─── Data supplied
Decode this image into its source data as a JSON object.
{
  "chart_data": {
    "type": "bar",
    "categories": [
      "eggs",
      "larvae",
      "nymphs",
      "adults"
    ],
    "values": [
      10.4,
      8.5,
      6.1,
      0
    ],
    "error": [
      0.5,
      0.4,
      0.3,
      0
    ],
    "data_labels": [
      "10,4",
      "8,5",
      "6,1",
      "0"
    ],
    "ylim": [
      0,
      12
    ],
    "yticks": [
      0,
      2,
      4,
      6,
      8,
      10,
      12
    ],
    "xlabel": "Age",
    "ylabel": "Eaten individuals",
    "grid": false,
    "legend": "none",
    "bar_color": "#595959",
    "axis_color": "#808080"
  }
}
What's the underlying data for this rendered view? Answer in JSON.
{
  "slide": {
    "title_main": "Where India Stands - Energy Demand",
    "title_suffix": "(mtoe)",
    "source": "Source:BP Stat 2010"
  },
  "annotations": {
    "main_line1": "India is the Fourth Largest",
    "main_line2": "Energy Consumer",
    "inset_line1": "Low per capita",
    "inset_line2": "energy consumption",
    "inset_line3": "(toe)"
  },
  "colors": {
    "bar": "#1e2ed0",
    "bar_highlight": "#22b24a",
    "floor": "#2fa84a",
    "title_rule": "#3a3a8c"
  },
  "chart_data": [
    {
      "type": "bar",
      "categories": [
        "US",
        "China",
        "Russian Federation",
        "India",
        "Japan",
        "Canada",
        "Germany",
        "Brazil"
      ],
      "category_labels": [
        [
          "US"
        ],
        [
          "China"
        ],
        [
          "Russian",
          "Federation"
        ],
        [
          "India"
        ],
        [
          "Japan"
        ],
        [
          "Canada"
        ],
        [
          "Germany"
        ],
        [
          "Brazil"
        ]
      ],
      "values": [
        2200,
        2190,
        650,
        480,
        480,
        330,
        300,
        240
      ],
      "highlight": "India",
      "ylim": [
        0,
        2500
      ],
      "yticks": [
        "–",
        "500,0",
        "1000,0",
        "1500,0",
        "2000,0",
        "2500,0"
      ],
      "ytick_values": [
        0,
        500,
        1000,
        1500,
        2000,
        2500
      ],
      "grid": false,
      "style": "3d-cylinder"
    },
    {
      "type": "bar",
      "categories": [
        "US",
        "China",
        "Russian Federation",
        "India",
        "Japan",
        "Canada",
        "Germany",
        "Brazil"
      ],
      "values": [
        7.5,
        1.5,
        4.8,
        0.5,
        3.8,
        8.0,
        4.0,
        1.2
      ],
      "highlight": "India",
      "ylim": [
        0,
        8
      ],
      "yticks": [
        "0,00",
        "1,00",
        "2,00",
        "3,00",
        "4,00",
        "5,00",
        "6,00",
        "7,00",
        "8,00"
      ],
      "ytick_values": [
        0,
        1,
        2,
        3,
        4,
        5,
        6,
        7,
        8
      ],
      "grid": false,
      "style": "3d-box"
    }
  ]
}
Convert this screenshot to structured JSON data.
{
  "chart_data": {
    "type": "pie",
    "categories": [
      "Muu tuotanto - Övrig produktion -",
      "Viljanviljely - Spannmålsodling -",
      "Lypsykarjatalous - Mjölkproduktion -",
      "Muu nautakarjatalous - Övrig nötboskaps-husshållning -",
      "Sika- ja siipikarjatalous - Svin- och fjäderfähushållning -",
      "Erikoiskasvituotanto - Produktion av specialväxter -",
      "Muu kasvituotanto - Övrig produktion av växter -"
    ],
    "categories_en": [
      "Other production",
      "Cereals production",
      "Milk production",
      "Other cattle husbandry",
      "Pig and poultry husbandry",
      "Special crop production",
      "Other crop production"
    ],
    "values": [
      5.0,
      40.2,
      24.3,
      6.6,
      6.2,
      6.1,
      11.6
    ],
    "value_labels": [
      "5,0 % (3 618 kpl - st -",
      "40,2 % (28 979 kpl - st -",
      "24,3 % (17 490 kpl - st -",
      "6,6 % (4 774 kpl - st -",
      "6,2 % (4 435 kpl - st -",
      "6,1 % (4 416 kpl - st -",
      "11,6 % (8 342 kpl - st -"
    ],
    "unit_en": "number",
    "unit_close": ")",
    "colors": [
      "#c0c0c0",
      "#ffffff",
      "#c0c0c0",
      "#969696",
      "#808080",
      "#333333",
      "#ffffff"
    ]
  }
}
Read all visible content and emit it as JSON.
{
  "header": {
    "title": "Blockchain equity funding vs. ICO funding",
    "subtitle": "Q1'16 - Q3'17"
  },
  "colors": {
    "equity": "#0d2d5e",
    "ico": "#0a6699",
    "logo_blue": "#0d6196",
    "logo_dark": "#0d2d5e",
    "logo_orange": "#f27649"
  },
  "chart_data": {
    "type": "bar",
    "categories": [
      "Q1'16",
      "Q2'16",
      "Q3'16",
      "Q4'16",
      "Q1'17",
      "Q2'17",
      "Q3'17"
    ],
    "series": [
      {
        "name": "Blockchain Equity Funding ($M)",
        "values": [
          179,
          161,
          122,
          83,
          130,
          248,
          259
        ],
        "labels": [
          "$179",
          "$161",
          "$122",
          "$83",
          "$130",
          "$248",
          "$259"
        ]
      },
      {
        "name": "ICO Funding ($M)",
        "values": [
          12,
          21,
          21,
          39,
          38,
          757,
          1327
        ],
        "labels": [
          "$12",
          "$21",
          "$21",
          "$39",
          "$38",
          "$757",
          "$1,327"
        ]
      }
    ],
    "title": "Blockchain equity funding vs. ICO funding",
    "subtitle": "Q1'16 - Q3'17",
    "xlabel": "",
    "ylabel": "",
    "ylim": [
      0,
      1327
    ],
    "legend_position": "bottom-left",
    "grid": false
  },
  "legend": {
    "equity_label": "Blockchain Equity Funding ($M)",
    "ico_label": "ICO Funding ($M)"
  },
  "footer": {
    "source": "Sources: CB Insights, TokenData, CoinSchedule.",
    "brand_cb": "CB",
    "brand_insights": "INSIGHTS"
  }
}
──────
• _Task to carry out_
Reply with the number of lines in the data that include the string "production" and nothing else.

• _Task solution_
5